> Records:
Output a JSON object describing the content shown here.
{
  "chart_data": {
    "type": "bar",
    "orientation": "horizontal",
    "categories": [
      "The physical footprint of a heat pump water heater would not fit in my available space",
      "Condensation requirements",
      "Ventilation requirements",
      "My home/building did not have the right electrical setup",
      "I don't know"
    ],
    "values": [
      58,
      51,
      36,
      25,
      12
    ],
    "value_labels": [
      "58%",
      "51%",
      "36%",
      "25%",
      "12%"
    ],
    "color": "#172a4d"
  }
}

> SET TASK: Reproduce the entries above in full, verbatim.

> ANSWER FOR THE TASK:
Output a JSON object describing the content shown here.
{
  "chart_data": {
    "type": "bar",
    "orientation": "horizontal",
    "categories": [
      "The physical footprint of a heat pump water heater would not fit in my available space",
      "Condensation requirements",
      "Ventilation requirements",
      "My home/building did not have the right electrical setup",
      "I don't know"
    ],
    "values": [
      58,
      51,
      36,
      25,
      12
    ],
    "value_labels": [
      "58%",
      "51%",
      "36%",
      "25%",
      "12%"
    ],
    "color": "#172a4d"
  }
}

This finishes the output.